## [Brief]
Gather from the material every line that contains the string "Start".

Data extracted from a collection:

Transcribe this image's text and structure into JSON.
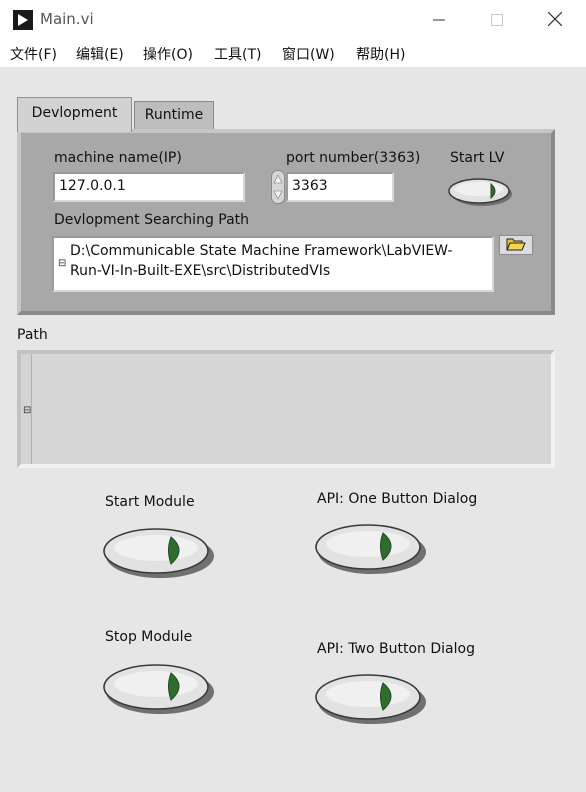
{
  "window": {
    "title": "Main.vi",
    "minimize_icon": "minimize-icon",
    "maximize_icon": "maximize-icon",
    "close_icon": "close-icon"
  },
  "menu": [
    {
      "label": "文件(F)"
    },
    {
      "label": "编辑(E)"
    },
    {
      "label": "操作(O)"
    },
    {
      "label": "工具(T)"
    },
    {
      "label": "窗口(W)"
    },
    {
      "label": "帮助(H)"
    }
  ],
  "tabs": [
    {
      "label": "Devlopment",
      "selected": true
    },
    {
      "label": "Runtime",
      "selected": false
    }
  ],
  "development": {
    "machine_label": "machine name(IP)",
    "machine_value": "127.0.0.1",
    "port_label": "port number(3363)",
    "port_value": "3363",
    "start_lv_label": "Start LV",
    "search_path_label": "Devlopment Searching Path",
    "search_path_value": "D:\\Communicable State Machine Framework\\LabVIEW-\nRun-VI-In-Built-EXE\\src\\DistributedVIs",
    "browse_icon": "folder-open-icon"
  },
  "path": {
    "label": "Path",
    "value": ""
  },
  "buttons": {
    "start_module": "Start Module",
    "stop_module": "Stop Module",
    "api_one": "API: One Button Dialog",
    "api_two": "API: Two Button Dialog"
  },
  "colors": {
    "panel_bg": "#e6e6e6",
    "tab_panel": "#a8a8a8",
    "led_green": "#2f6d2f",
    "button_face": "#e2e2e2"
  }
}
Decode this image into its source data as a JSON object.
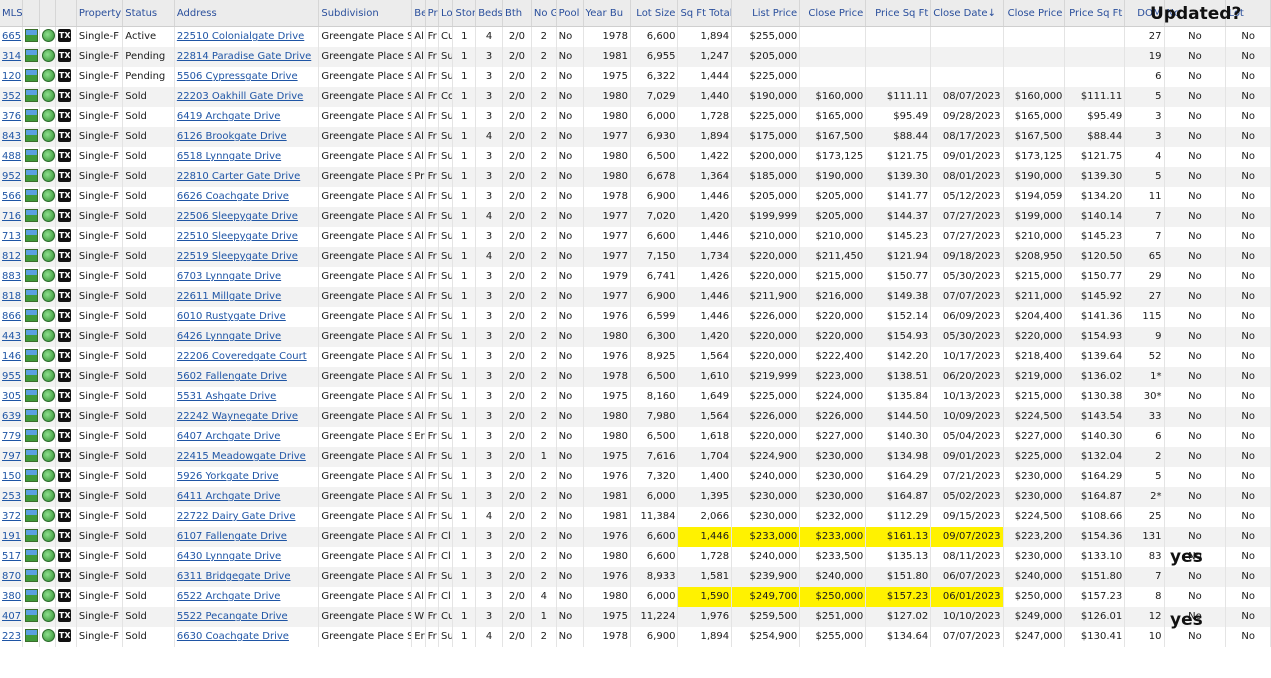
{
  "annotations": {
    "updated_label": "Updated?",
    "yes_label": "yes"
  },
  "columns": [
    "MLS",
    "Property",
    "Status",
    "Address",
    "Subdivision",
    "Be",
    "Pr",
    "Lo",
    "Stori",
    "Beds",
    "Bth",
    "No G",
    "Pool",
    "Year Bu",
    "Lot Size",
    "Sq Ft Total",
    "List Price",
    "Close Price",
    "Price Sq Ft",
    "Close Date",
    "Close Price",
    "Price Sq Ft",
    "DOM",
    "No",
    "Lot"
  ],
  "sort_arrow": "↓",
  "icons": [
    "photo-icon",
    "globe-icon",
    "tx-badge-icon"
  ],
  "tx_label": "TX",
  "rows": [
    {
      "mls": "665",
      "prop": "Single-F",
      "status": "Active",
      "addr": "22510 Colonialgate Drive",
      "subd": "Greengate Place S",
      "be": "Al",
      "pr": "Fr",
      "lo": "Cu",
      "st": "1",
      "beds": "4",
      "bth": "2/0",
      "gar": "2",
      "pool": "No",
      "yr": "1978",
      "lot": "6,600",
      "sqft": "1,894",
      "lp": "$255,000",
      "cp": "",
      "psf": "",
      "cd": "",
      "cp2": "",
      "psf2": "",
      "dom": "27",
      "n1": "No",
      "n2": "No"
    },
    {
      "mls": "314",
      "prop": "Single-F",
      "status": "Pending",
      "addr": "22814 Paradise Gate Drive",
      "subd": "Greengate Place S",
      "be": "Al",
      "pr": "Fr",
      "lo": "Su",
      "st": "1",
      "beds": "3",
      "bth": "2/0",
      "gar": "2",
      "pool": "No",
      "yr": "1981",
      "lot": "6,955",
      "sqft": "1,247",
      "lp": "$205,000",
      "cp": "",
      "psf": "",
      "cd": "",
      "cp2": "",
      "psf2": "",
      "dom": "19",
      "n1": "No",
      "n2": "No"
    },
    {
      "mls": "120",
      "prop": "Single-F",
      "status": "Pending",
      "addr": "5506 Cypressgate Drive",
      "subd": "Greengate Place S",
      "be": "Al",
      "pr": "Fr",
      "lo": "Su",
      "st": "1",
      "beds": "3",
      "bth": "2/0",
      "gar": "2",
      "pool": "No",
      "yr": "1975",
      "lot": "6,322",
      "sqft": "1,444",
      "lp": "$225,000",
      "cp": "",
      "psf": "",
      "cd": "",
      "cp2": "",
      "psf2": "",
      "dom": "6",
      "n1": "No",
      "n2": "No"
    },
    {
      "mls": "352",
      "prop": "Single-F",
      "status": "Sold",
      "addr": "22203 Oakhill Gate Drive",
      "subd": "Greengate Place S",
      "be": "Al",
      "pr": "Fr",
      "lo": "Co",
      "st": "1",
      "beds": "3",
      "bth": "2/0",
      "gar": "2",
      "pool": "No",
      "yr": "1980",
      "lot": "7,029",
      "sqft": "1,440",
      "lp": "$190,000",
      "cp": "$160,000",
      "psf": "$111.11",
      "cd": "08/07/2023",
      "cp2": "$160,000",
      "psf2": "$111.11",
      "dom": "5",
      "n1": "No",
      "n2": "No"
    },
    {
      "mls": "376",
      "prop": "Single-F",
      "status": "Sold",
      "addr": "6419 Archgate Drive",
      "subd": "Greengate Place S",
      "be": "Al",
      "pr": "Fr",
      "lo": "Su",
      "st": "1",
      "beds": "3",
      "bth": "2/0",
      "gar": "2",
      "pool": "No",
      "yr": "1980",
      "lot": "6,000",
      "sqft": "1,728",
      "lp": "$225,000",
      "cp": "$165,000",
      "psf": "$95.49",
      "cd": "09/28/2023",
      "cp2": "$165,000",
      "psf2": "$95.49",
      "dom": "3",
      "n1": "No",
      "n2": "No"
    },
    {
      "mls": "843",
      "prop": "Single-F",
      "status": "Sold",
      "addr": "6126 Brookgate Drive",
      "subd": "Greengate Place S",
      "be": "Al",
      "pr": "Fr",
      "lo": "Su",
      "st": "1",
      "beds": "4",
      "bth": "2/0",
      "gar": "2",
      "pool": "No",
      "yr": "1977",
      "lot": "6,930",
      "sqft": "1,894",
      "lp": "$175,000",
      "cp": "$167,500",
      "psf": "$88.44",
      "cd": "08/17/2023",
      "cp2": "$167,500",
      "psf2": "$88.44",
      "dom": "3",
      "n1": "No",
      "n2": "No"
    },
    {
      "mls": "488",
      "prop": "Single-F",
      "status": "Sold",
      "addr": "6518 Lynngate Drive",
      "subd": "Greengate Place S",
      "be": "Al",
      "pr": "Fr",
      "lo": "Su",
      "st": "1",
      "beds": "3",
      "bth": "2/0",
      "gar": "2",
      "pool": "No",
      "yr": "1980",
      "lot": "6,500",
      "sqft": "1,422",
      "lp": "$200,000",
      "cp": "$173,125",
      "psf": "$121.75",
      "cd": "09/01/2023",
      "cp2": "$173,125",
      "psf2": "$121.75",
      "dom": "4",
      "n1": "No",
      "n2": "No"
    },
    {
      "mls": "952",
      "prop": "Single-F",
      "status": "Sold",
      "addr": "22810 Carter Gate Drive",
      "subd": "Greengate Place S",
      "be": "Pr",
      "pr": "Fr",
      "lo": "Su",
      "st": "1",
      "beds": "3",
      "bth": "2/0",
      "gar": "2",
      "pool": "No",
      "yr": "1980",
      "lot": "6,678",
      "sqft": "1,364",
      "lp": "$185,000",
      "cp": "$190,000",
      "psf": "$139.30",
      "cd": "08/01/2023",
      "cp2": "$190,000",
      "psf2": "$139.30",
      "dom": "5",
      "n1": "No",
      "n2": "No"
    },
    {
      "mls": "566",
      "prop": "Single-F",
      "status": "Sold",
      "addr": "6626 Coachgate Drive",
      "subd": "Greengate Place S",
      "be": "Al",
      "pr": "Fr",
      "lo": "Su",
      "st": "1",
      "beds": "3",
      "bth": "2/0",
      "gar": "2",
      "pool": "No",
      "yr": "1978",
      "lot": "6,900",
      "sqft": "1,446",
      "lp": "$205,000",
      "cp": "$205,000",
      "psf": "$141.77",
      "cd": "05/12/2023",
      "cp2": "$194,059",
      "psf2": "$134.20",
      "dom": "11",
      "n1": "No",
      "n2": "No"
    },
    {
      "mls": "716",
      "prop": "Single-F",
      "status": "Sold",
      "addr": "22506 Sleepygate Drive",
      "subd": "Greengate Place S",
      "be": "Al",
      "pr": "Fr",
      "lo": "Su",
      "st": "1",
      "beds": "4",
      "bth": "2/0",
      "gar": "2",
      "pool": "No",
      "yr": "1977",
      "lot": "7,020",
      "sqft": "1,420",
      "lp": "$199,999",
      "cp": "$205,000",
      "psf": "$144.37",
      "cd": "07/27/2023",
      "cp2": "$199,000",
      "psf2": "$140.14",
      "dom": "7",
      "n1": "No",
      "n2": "No"
    },
    {
      "mls": "713",
      "prop": "Single-F",
      "status": "Sold",
      "addr": "22510 Sleepygate Drive",
      "subd": "Greengate Place S",
      "be": "Al",
      "pr": "Fr",
      "lo": "Su",
      "st": "1",
      "beds": "3",
      "bth": "2/0",
      "gar": "2",
      "pool": "No",
      "yr": "1977",
      "lot": "6,600",
      "sqft": "1,446",
      "lp": "$210,000",
      "cp": "$210,000",
      "psf": "$145.23",
      "cd": "07/27/2023",
      "cp2": "$210,000",
      "psf2": "$145.23",
      "dom": "7",
      "n1": "No",
      "n2": "No"
    },
    {
      "mls": "812",
      "prop": "Single-F",
      "status": "Sold",
      "addr": "22519 Sleepygate Drive",
      "subd": "Greengate Place S",
      "be": "Al",
      "pr": "Fr",
      "lo": "Su",
      "st": "1",
      "beds": "4",
      "bth": "2/0",
      "gar": "2",
      "pool": "No",
      "yr": "1977",
      "lot": "7,150",
      "sqft": "1,734",
      "lp": "$220,000",
      "cp": "$211,450",
      "psf": "$121.94",
      "cd": "09/18/2023",
      "cp2": "$208,950",
      "psf2": "$120.50",
      "dom": "65",
      "n1": "No",
      "n2": "No"
    },
    {
      "mls": "883",
      "prop": "Single-F",
      "status": "Sold",
      "addr": "6703 Lynngate Drive",
      "subd": "Greengate Place S",
      "be": "Al",
      "pr": "Fr",
      "lo": "Su",
      "st": "1",
      "beds": "3",
      "bth": "2/0",
      "gar": "2",
      "pool": "No",
      "yr": "1979",
      "lot": "6,741",
      "sqft": "1,426",
      "lp": "$220,000",
      "cp": "$215,000",
      "psf": "$150.77",
      "cd": "05/30/2023",
      "cp2": "$215,000",
      "psf2": "$150.77",
      "dom": "29",
      "n1": "No",
      "n2": "No"
    },
    {
      "mls": "818",
      "prop": "Single-F",
      "status": "Sold",
      "addr": "22611 Millgate Drive",
      "subd": "Greengate Place S",
      "be": "Al",
      "pr": "Fr",
      "lo": "Su",
      "st": "1",
      "beds": "3",
      "bth": "2/0",
      "gar": "2",
      "pool": "No",
      "yr": "1977",
      "lot": "6,900",
      "sqft": "1,446",
      "lp": "$211,900",
      "cp": "$216,000",
      "psf": "$149.38",
      "cd": "07/07/2023",
      "cp2": "$211,000",
      "psf2": "$145.92",
      "dom": "27",
      "n1": "No",
      "n2": "No"
    },
    {
      "mls": "866",
      "prop": "Single-F",
      "status": "Sold",
      "addr": "6010 Rustygate Drive",
      "subd": "Greengate Place S",
      "be": "Al",
      "pr": "Fr",
      "lo": "Su",
      "st": "1",
      "beds": "3",
      "bth": "2/0",
      "gar": "2",
      "pool": "No",
      "yr": "1976",
      "lot": "6,599",
      "sqft": "1,446",
      "lp": "$226,000",
      "cp": "$220,000",
      "psf": "$152.14",
      "cd": "06/09/2023",
      "cp2": "$204,400",
      "psf2": "$141.36",
      "dom": "115",
      "n1": "No",
      "n2": "No"
    },
    {
      "mls": "443",
      "prop": "Single-F",
      "status": "Sold",
      "addr": "6426 Lynngate Drive",
      "subd": "Greengate Place S",
      "be": "Al",
      "pr": "Fr",
      "lo": "Su",
      "st": "1",
      "beds": "3",
      "bth": "2/0",
      "gar": "2",
      "pool": "No",
      "yr": "1980",
      "lot": "6,300",
      "sqft": "1,420",
      "lp": "$220,000",
      "cp": "$220,000",
      "psf": "$154.93",
      "cd": "05/30/2023",
      "cp2": "$220,000",
      "psf2": "$154.93",
      "dom": "9",
      "n1": "No",
      "n2": "No"
    },
    {
      "mls": "146",
      "prop": "Single-F",
      "status": "Sold",
      "addr": "22206 Coveredgate Court",
      "subd": "Greengate Place S",
      "be": "Al",
      "pr": "Fr",
      "lo": "Su",
      "st": "1",
      "beds": "3",
      "bth": "2/0",
      "gar": "2",
      "pool": "No",
      "yr": "1976",
      "lot": "8,925",
      "sqft": "1,564",
      "lp": "$220,000",
      "cp": "$222,400",
      "psf": "$142.20",
      "cd": "10/17/2023",
      "cp2": "$218,400",
      "psf2": "$139.64",
      "dom": "52",
      "n1": "No",
      "n2": "No"
    },
    {
      "mls": "955",
      "prop": "Single-F",
      "status": "Sold",
      "addr": "5602 Fallengate Drive",
      "subd": "Greengate Place S",
      "be": "Al",
      "pr": "Fr",
      "lo": "Su",
      "st": "1",
      "beds": "3",
      "bth": "2/0",
      "gar": "2",
      "pool": "No",
      "yr": "1978",
      "lot": "6,500",
      "sqft": "1,610",
      "lp": "$219,999",
      "cp": "$223,000",
      "psf": "$138.51",
      "cd": "06/20/2023",
      "cp2": "$219,000",
      "psf2": "$136.02",
      "dom": "1*",
      "n1": "No",
      "n2": "No"
    },
    {
      "mls": "305",
      "prop": "Single-F",
      "status": "Sold",
      "addr": "5531 Ashgate Drive",
      "subd": "Greengate Place S",
      "be": "Al",
      "pr": "Fr",
      "lo": "Su",
      "st": "1",
      "beds": "3",
      "bth": "2/0",
      "gar": "2",
      "pool": "No",
      "yr": "1975",
      "lot": "8,160",
      "sqft": "1,649",
      "lp": "$225,000",
      "cp": "$224,000",
      "psf": "$135.84",
      "cd": "10/13/2023",
      "cp2": "$215,000",
      "psf2": "$130.38",
      "dom": "30*",
      "n1": "No",
      "n2": "No"
    },
    {
      "mls": "639",
      "prop": "Single-F",
      "status": "Sold",
      "addr": "22242 Waynegate Drive",
      "subd": "Greengate Place S",
      "be": "Al",
      "pr": "Fr",
      "lo": "Su",
      "st": "1",
      "beds": "3",
      "bth": "2/0",
      "gar": "2",
      "pool": "No",
      "yr": "1980",
      "lot": "7,980",
      "sqft": "1,564",
      "lp": "$226,000",
      "cp": "$226,000",
      "psf": "$144.50",
      "cd": "10/09/2023",
      "cp2": "$224,500",
      "psf2": "$143.54",
      "dom": "33",
      "n1": "No",
      "n2": "No"
    },
    {
      "mls": "779",
      "prop": "Single-F",
      "status": "Sold",
      "addr": "6407 Archgate Drive",
      "subd": "Greengate Place S",
      "be": "Er",
      "pr": "Fr",
      "lo": "Su",
      "st": "1",
      "beds": "3",
      "bth": "2/0",
      "gar": "2",
      "pool": "No",
      "yr": "1980",
      "lot": "6,500",
      "sqft": "1,618",
      "lp": "$220,000",
      "cp": "$227,000",
      "psf": "$140.30",
      "cd": "05/04/2023",
      "cp2": "$227,000",
      "psf2": "$140.30",
      "dom": "6",
      "n1": "No",
      "n2": "No"
    },
    {
      "mls": "797",
      "prop": "Single-F",
      "status": "Sold",
      "addr": "22415 Meadowgate Drive",
      "subd": "Greengate Place S",
      "be": "Al",
      "pr": "Fr",
      "lo": "Su",
      "st": "1",
      "beds": "3",
      "bth": "2/0",
      "gar": "1",
      "pool": "No",
      "yr": "1975",
      "lot": "7,616",
      "sqft": "1,704",
      "lp": "$224,900",
      "cp": "$230,000",
      "psf": "$134.98",
      "cd": "09/01/2023",
      "cp2": "$225,000",
      "psf2": "$132.04",
      "dom": "2",
      "n1": "No",
      "n2": "No"
    },
    {
      "mls": "150",
      "prop": "Single-F",
      "status": "Sold",
      "addr": "5926 Yorkgate Drive",
      "subd": "Greengate Place S",
      "be": "Al",
      "pr": "Fr",
      "lo": "Su",
      "st": "1",
      "beds": "3",
      "bth": "2/0",
      "gar": "2",
      "pool": "No",
      "yr": "1976",
      "lot": "7,320",
      "sqft": "1,400",
      "lp": "$240,000",
      "cp": "$230,000",
      "psf": "$164.29",
      "cd": "07/21/2023",
      "cp2": "$230,000",
      "psf2": "$164.29",
      "dom": "5",
      "n1": "No",
      "n2": "No"
    },
    {
      "mls": "253",
      "prop": "Single-F",
      "status": "Sold",
      "addr": "6411 Archgate Drive",
      "subd": "Greengate Place S",
      "be": "Al",
      "pr": "Fr",
      "lo": "Su",
      "st": "1",
      "beds": "3",
      "bth": "2/0",
      "gar": "2",
      "pool": "No",
      "yr": "1981",
      "lot": "6,000",
      "sqft": "1,395",
      "lp": "$230,000",
      "cp": "$230,000",
      "psf": "$164.87",
      "cd": "05/02/2023",
      "cp2": "$230,000",
      "psf2": "$164.87",
      "dom": "2*",
      "n1": "No",
      "n2": "No"
    },
    {
      "mls": "372",
      "prop": "Single-F",
      "status": "Sold",
      "addr": "22722 Dairy Gate Drive",
      "subd": "Greengate Place S",
      "be": "Al",
      "pr": "Fr",
      "lo": "Su",
      "st": "1",
      "beds": "4",
      "bth": "2/0",
      "gar": "2",
      "pool": "No",
      "yr": "1981",
      "lot": "11,384",
      "sqft": "2,066",
      "lp": "$230,000",
      "cp": "$232,000",
      "psf": "$112.29",
      "cd": "09/15/2023",
      "cp2": "$224,500",
      "psf2": "$108.66",
      "dom": "25",
      "n1": "No",
      "n2": "No"
    },
    {
      "mls": "191",
      "prop": "Single-F",
      "status": "Sold",
      "addr": "6107 Fallengate Drive",
      "subd": "Greengate Place S",
      "be": "Al",
      "pr": "Fr",
      "lo": "Cl",
      "st": "1",
      "beds": "3",
      "bth": "2/0",
      "gar": "2",
      "pool": "No",
      "yr": "1976",
      "lot": "6,600",
      "sqft": "1,446",
      "lp": "$233,000",
      "cp": "$233,000",
      "psf": "$161.13",
      "cd": "09/07/2023",
      "cp2": "$223,200",
      "psf2": "$154.36",
      "dom": "131",
      "n1": "No",
      "n2": "No",
      "hl": true
    },
    {
      "mls": "517",
      "prop": "Single-F",
      "status": "Sold",
      "addr": "6430 Lynngate Drive",
      "subd": "Greengate Place S",
      "be": "Al",
      "pr": "Fr",
      "lo": "Cl",
      "st": "1",
      "beds": "3",
      "bth": "2/0",
      "gar": "2",
      "pool": "No",
      "yr": "1980",
      "lot": "6,600",
      "sqft": "1,728",
      "lp": "$240,000",
      "cp": "$233,500",
      "psf": "$135.13",
      "cd": "08/11/2023",
      "cp2": "$230,000",
      "psf2": "$133.10",
      "dom": "83",
      "n1": "No",
      "n2": "No"
    },
    {
      "mls": "870",
      "prop": "Single-F",
      "status": "Sold",
      "addr": "6311 Bridgegate Drive",
      "subd": "Greengate Place S",
      "be": "Al",
      "pr": "Fr",
      "lo": "Su",
      "st": "1",
      "beds": "3",
      "bth": "2/0",
      "gar": "2",
      "pool": "No",
      "yr": "1976",
      "lot": "8,933",
      "sqft": "1,581",
      "lp": "$239,900",
      "cp": "$240,000",
      "psf": "$151.80",
      "cd": "06/07/2023",
      "cp2": "$240,000",
      "psf2": "$151.80",
      "dom": "7",
      "n1": "No",
      "n2": "No"
    },
    {
      "mls": "380",
      "prop": "Single-F",
      "status": "Sold",
      "addr": "6522 Archgate Drive",
      "subd": "Greengate Place S",
      "be": "Al",
      "pr": "Fr",
      "lo": "Cl",
      "st": "1",
      "beds": "3",
      "bth": "2/0",
      "gar": "4",
      "pool": "No",
      "yr": "1980",
      "lot": "6,000",
      "sqft": "1,590",
      "lp": "$249,700",
      "cp": "$250,000",
      "psf": "$157.23",
      "cd": "06/01/2023",
      "cp2": "$250,000",
      "psf2": "$157.23",
      "dom": "8",
      "n1": "No",
      "n2": "No",
      "hl": true
    },
    {
      "mls": "407",
      "prop": "Single-F",
      "status": "Sold",
      "addr": "5522 Pecangate Drive",
      "subd": "Greengate Place S",
      "be": "W",
      "pr": "Fr",
      "lo": "Cu",
      "st": "1",
      "beds": "3",
      "bth": "2/0",
      "gar": "1",
      "pool": "No",
      "yr": "1975",
      "lot": "11,224",
      "sqft": "1,976",
      "lp": "$259,500",
      "cp": "$251,000",
      "psf": "$127.02",
      "cd": "10/10/2023",
      "cp2": "$249,000",
      "psf2": "$126.01",
      "dom": "12",
      "n1": "No",
      "n2": "No"
    },
    {
      "mls": "223",
      "prop": "Single-F",
      "status": "Sold",
      "addr": "6630 Coachgate Drive",
      "subd": "Greengate Place S",
      "be": "Er",
      "pr": "Fr",
      "lo": "Su",
      "st": "1",
      "beds": "4",
      "bth": "2/0",
      "gar": "2",
      "pool": "No",
      "yr": "1978",
      "lot": "6,900",
      "sqft": "1,894",
      "lp": "$254,900",
      "cp": "$255,000",
      "psf": "$134.64",
      "cd": "07/07/2023",
      "cp2": "$247,000",
      "psf2": "$130.41",
      "dom": "10",
      "n1": "No",
      "n2": "No"
    }
  ]
}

## [Task response]
    "start_lv_label": "Start LV",
    "start_module": "Start Module",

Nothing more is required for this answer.